— Start —

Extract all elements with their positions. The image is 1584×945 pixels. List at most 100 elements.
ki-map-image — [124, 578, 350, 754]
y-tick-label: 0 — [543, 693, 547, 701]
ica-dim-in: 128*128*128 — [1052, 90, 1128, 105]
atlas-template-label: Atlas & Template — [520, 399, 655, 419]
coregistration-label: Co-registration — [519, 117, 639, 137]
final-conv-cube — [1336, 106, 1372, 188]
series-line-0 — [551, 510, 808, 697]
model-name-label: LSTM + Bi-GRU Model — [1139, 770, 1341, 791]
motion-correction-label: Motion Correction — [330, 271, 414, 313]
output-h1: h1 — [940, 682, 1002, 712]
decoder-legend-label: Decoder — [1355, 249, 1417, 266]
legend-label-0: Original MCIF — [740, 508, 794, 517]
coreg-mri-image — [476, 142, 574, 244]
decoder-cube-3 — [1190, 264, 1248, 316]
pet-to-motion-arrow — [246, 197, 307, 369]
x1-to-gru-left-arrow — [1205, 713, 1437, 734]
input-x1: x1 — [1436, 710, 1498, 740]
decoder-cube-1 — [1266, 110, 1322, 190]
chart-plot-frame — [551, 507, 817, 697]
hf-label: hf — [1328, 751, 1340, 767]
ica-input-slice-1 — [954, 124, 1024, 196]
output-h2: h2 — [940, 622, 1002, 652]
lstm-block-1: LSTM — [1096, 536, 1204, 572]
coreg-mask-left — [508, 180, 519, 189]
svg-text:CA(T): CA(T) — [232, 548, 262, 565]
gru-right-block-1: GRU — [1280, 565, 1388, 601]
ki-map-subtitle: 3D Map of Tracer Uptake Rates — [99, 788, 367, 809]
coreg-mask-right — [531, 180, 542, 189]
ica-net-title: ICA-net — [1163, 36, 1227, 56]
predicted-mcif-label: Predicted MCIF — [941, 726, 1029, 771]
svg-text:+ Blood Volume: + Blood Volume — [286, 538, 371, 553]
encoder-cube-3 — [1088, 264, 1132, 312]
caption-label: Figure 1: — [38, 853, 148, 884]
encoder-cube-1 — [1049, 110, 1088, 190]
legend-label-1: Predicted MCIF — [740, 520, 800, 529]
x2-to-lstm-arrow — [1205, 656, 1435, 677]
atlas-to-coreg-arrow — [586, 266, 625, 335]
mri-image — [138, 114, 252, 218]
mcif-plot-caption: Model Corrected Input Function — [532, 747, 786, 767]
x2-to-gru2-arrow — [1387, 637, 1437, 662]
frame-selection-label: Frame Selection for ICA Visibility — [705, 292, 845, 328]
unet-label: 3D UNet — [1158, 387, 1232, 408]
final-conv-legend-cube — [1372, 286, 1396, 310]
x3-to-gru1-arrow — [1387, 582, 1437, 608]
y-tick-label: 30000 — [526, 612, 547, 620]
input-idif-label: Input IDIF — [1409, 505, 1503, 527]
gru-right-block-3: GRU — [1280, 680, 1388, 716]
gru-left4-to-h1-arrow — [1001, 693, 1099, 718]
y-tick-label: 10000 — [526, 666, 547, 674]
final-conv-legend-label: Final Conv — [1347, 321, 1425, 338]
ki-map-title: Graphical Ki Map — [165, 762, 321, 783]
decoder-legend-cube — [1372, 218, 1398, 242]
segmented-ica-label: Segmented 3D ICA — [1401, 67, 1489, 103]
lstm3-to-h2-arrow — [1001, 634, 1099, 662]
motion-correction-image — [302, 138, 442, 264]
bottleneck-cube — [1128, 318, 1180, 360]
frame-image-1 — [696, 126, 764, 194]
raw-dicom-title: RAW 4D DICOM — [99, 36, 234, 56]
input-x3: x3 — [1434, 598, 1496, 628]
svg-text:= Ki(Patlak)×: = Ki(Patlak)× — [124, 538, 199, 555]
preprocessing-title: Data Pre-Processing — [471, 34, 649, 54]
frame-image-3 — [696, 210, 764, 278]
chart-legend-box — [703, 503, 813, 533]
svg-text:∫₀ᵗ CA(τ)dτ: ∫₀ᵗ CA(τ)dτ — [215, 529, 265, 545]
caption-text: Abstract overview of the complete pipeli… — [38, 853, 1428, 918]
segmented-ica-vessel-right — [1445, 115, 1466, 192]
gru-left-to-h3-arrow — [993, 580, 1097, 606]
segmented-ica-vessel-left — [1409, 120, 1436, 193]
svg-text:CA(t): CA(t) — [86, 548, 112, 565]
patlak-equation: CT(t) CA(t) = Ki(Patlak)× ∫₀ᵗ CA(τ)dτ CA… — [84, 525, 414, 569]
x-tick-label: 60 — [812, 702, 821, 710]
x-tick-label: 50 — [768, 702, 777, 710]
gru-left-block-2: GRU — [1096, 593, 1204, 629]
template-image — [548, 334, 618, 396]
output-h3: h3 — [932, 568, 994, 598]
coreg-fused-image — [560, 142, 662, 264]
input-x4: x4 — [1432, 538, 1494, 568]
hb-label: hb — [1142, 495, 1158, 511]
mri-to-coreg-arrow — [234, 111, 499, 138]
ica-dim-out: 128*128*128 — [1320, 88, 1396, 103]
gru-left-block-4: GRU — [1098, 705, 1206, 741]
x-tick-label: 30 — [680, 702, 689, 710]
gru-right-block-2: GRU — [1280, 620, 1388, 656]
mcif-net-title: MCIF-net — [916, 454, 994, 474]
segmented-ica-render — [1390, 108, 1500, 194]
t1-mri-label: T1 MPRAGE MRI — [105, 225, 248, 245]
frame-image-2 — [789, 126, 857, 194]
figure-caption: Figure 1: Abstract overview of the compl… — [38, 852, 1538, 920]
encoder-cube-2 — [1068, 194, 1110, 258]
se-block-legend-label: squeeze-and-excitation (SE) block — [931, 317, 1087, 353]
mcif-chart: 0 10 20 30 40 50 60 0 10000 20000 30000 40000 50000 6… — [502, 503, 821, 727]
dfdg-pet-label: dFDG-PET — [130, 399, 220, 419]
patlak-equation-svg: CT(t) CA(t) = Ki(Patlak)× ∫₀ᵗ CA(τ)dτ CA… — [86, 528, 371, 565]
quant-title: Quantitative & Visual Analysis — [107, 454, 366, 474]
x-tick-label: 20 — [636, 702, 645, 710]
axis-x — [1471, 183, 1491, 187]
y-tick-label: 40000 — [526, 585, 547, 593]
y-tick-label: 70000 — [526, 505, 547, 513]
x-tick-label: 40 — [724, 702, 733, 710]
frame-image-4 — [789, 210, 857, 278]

— End —

- **Do this**:
Give every line of the items above as a JSON list of strings, one string per line, with blank lines left out.

- **Output**:
[
  "Extract all elements with their positions. The image is 1584×945 pixels. List at most 100 elements.",
  "ki-map-image — [124, 578, 350, 754]",
  "y-tick-label: 0 — [543, 693, 547, 701]",
  "ica-dim-in: 128*128*128 — [1052, 90, 1128, 105]",
  "atlas-template-label: Atlas & Template — [520, 399, 655, 419]",
  "coregistration-label: Co-registration — [519, 117, 639, 137]",
  "final-conv-cube — [1336, 106, 1372, 188]",
  "series-line-0 — [551, 510, 808, 697]",
  "model-name-label: LSTM + Bi-GRU Model — [1139, 770, 1341, 791]",
  "motion-correction-label: Motion Correction — [330, 271, 414, 313]",
  "output-h1: h1 — [940, 682, 1002, 712]",
  "decoder-legend-label: Decoder — [1355, 249, 1417, 266]",
  "legend-label-0: Original MCIF — [740, 508, 794, 517]",
  "coreg-mri-image — [476, 142, 574, 244]",
  "decoder-cube-3 — [1190, 264, 1248, 316]",
  "pet-to-motion-arrow — [246, 197, 307, 369]",
  "x1-to-gru-left-arrow — [1205, 713, 1437, 734]",
  "input-x1: x1 — [1436, 710, 1498, 740]",
  "decoder-cube-1 — [1266, 110, 1322, 190]",
  "chart-plot-frame — [551, 507, 817, 697]",
  "hf-label: hf — [1328, 751, 1340, 767]",
  "ica-input-slice-1 — [954, 124, 1024, 196]",
  "output-h2: h2 — [940, 622, 1002, 652]",
  "lstm-block-1: LSTM — [1096, 536, 1204, 572]",
  "coreg-mask-left — [508, 180, 519, 189]",
  "svg-text:CA(T): CA(T) — [232, 548, 262, 565]",
  "gru-right-block-1: GRU — [1280, 565, 1388, 601]",
  "ki-map-subtitle: 3D Map of Tracer Uptake Rates — [99, 788, 367, 809]",
  "coreg-mask-right — [531, 180, 542, 189]",
  "ica-net-title: ICA-net — [1163, 36, 1227, 56]",
  "predicted-mcif-label: Predicted MCIF — [941, 726, 1029, 771]",
  "svg-text:+ Blood Volume: + Blood Volume — [286, 538, 371, 553]",
  "encoder-cube-3 — [1088, 264, 1132, 312]",
  "caption-label: Figure 1: — [38, 853, 148, 884]",
  "encoder-cube-1 — [1049, 110, 1088, 190]",
  "legend-label-1: Predicted MCIF — [740, 520, 800, 529]",
  "x2-to-lstm-arrow — [1205, 656, 1435, 677]",
  "atlas-to-coreg-arrow — [586, 266, 625, 335]",
  "mri-image — [138, 114, 252, 218]",
  "mcif-plot-caption: Model Corrected Input Function — [532, 747, 786, 767]",
  "x2-to-gru2-arrow — [1387, 637, 1437, 662]",
  "frame-selection-label: Frame Selection for ICA Visibility — [705, 292, 845, 328]",
  "unet-label: 3D UNet — [1158, 387, 1232, 408]",
  "final-conv-legend-cube — [1372, 286, 1396, 310]",
  "x3-to-gru1-arrow — [1387, 582, 1437, 608]",
  "y-tick-label: 30000 — [526, 612, 547, 620]",
  "input-idif-label: Input IDIF — [1409, 505, 1503, 527]",
  "gru-right-block-3: GRU — [1280, 680, 1388, 716]",
  "gru-left4-to-h1-arrow — [1001, 693, 1099, 718]",
  "y-tick-label: 10000 — [526, 666, 547, 674]",
  "final-conv-legend-label: Final Conv — [1347, 321, 1425, 338]",
  "ki-map-title: Graphical Ki Map — [165, 762, 321, 783]",
  "decoder-legend-cube — [1372, 218, 1398, 242]",
  "segmented-ica-label: Segmented 3D ICA — [1401, 67, 1489, 103]",
  "lstm3-to-h2-arrow — [1001, 634, 1099, 662]",
  "motion-correction-image — [302, 138, 442, 264]",
  "bottleneck-cube — [1128, 318, 1180, 360]",
  "frame-image-1 — [696, 126, 764, 194]",
  "raw-dicom-title: RAW 4D DICOM — [99, 36, 234, 56]",
  "input-x3: x3 — [1434, 598, 1496, 628]",
  "svg-text:= Ki(Patlak)×: = Ki(Patlak)× — [124, 538, 199, 555]",
  "preprocessing-title: Data Pre-Processing — [471, 34, 649, 54]",
  "frame-image-3 — [696, 210, 764, 278]",
  "chart-legend-box — [703, 503, 813, 533]",
  "svg-text:∫₀ᵗ CA(τ)dτ: ∫₀ᵗ CA(τ)dτ — [215, 529, 265, 545]",
  "caption-text: Abstract overview of the complete pipeli… — [38, 853, 1428, 918]",
  "segmented-ica-vessel-right — [1445, 115, 1466, 192]",
  "gru-left-to-h3-arrow — [993, 580, 1097, 606]",
  "segmented-ica-vessel-left — [1409, 120, 1436, 193]",
  "svg-text:CA(t): CA(t) — [86, 548, 112, 565]",
  "patlak-equation: CT(t) CA(t) = Ki(Patlak)× ∫₀ᵗ CA(τ)dτ CA… — [84, 525, 414, 569]",
  "x-tick-label: 60 — [812, 702, 821, 710]",
  "x-tick-label: 50 — [768, 702, 777, 710]",
  "gru-left-block-2: GRU — [1096, 593, 1204, 629]",
  "template-image — [548, 334, 618, 396]",
  "output-h3: h3 — [932, 568, 994, 598]",
  "coreg-fused-image — [560, 142, 662, 264]",
  "input-x4: x4 — [1432, 538, 1494, 568]",
  "hb-label: hb — [1142, 495, 1158, 511]",
  "mri-to-coreg-arrow — [234, 111, 499, 138]",
  "ica-dim-out: 128*128*128 — [1320, 88, 1396, 103]",
  "gru-left-block-4: GRU — [1098, 705, 1206, 741]",
  "x-tick-label: 30 — [680, 702, 689, 710]",
  "gru-right-block-2: GRU — [1280, 620, 1388, 656]",
  "mcif-net-title: MCIF-net — [916, 454, 994, 474]",
  "segmented-ica-render — [1390, 108, 1500, 194]",
  "t1-mri-label: T1 MPRAGE MRI — [105, 225, 248, 245]",
  "frame-image-2 — [789, 126, 857, 194]",
  "figure-caption: Figure 1: Abstract overview of the compl… — [38, 852, 1538, 920]",
  "encoder-cube-2 — [1068, 194, 1110, 258]",
  "se-block-legend-label: squeeze-and-excitation (SE) block — [931, 317, 1087, 353]",
  "mcif-chart: 0 10 20 30 40 50 60 0 10000 20000 30000 40000 50000 6… — [502, 503, 821, 727]",
  "dfdg-pet-label: dFDG-PET — [130, 399, 220, 419]",
  "patlak-equation-svg: CT(t) CA(t) = Ki(Patlak)× ∫₀ᵗ CA(τ)dτ CA… — [86, 528, 371, 565]",
  "quant-title: Quantitative & Visual Analysis — [107, 454, 366, 474]",
  "x-tick-label: 20 — [636, 702, 645, 710]",
  "axis-x — [1471, 183, 1491, 187]",
  "y-tick-label: 40000 — [526, 585, 547, 593]",
  "y-tick-label: 70000 — [526, 505, 547, 513]",
  "x-tick-label: 40 — [724, 702, 733, 710]",
  "frame-image-4 — [789, 210, 857, 278]"
]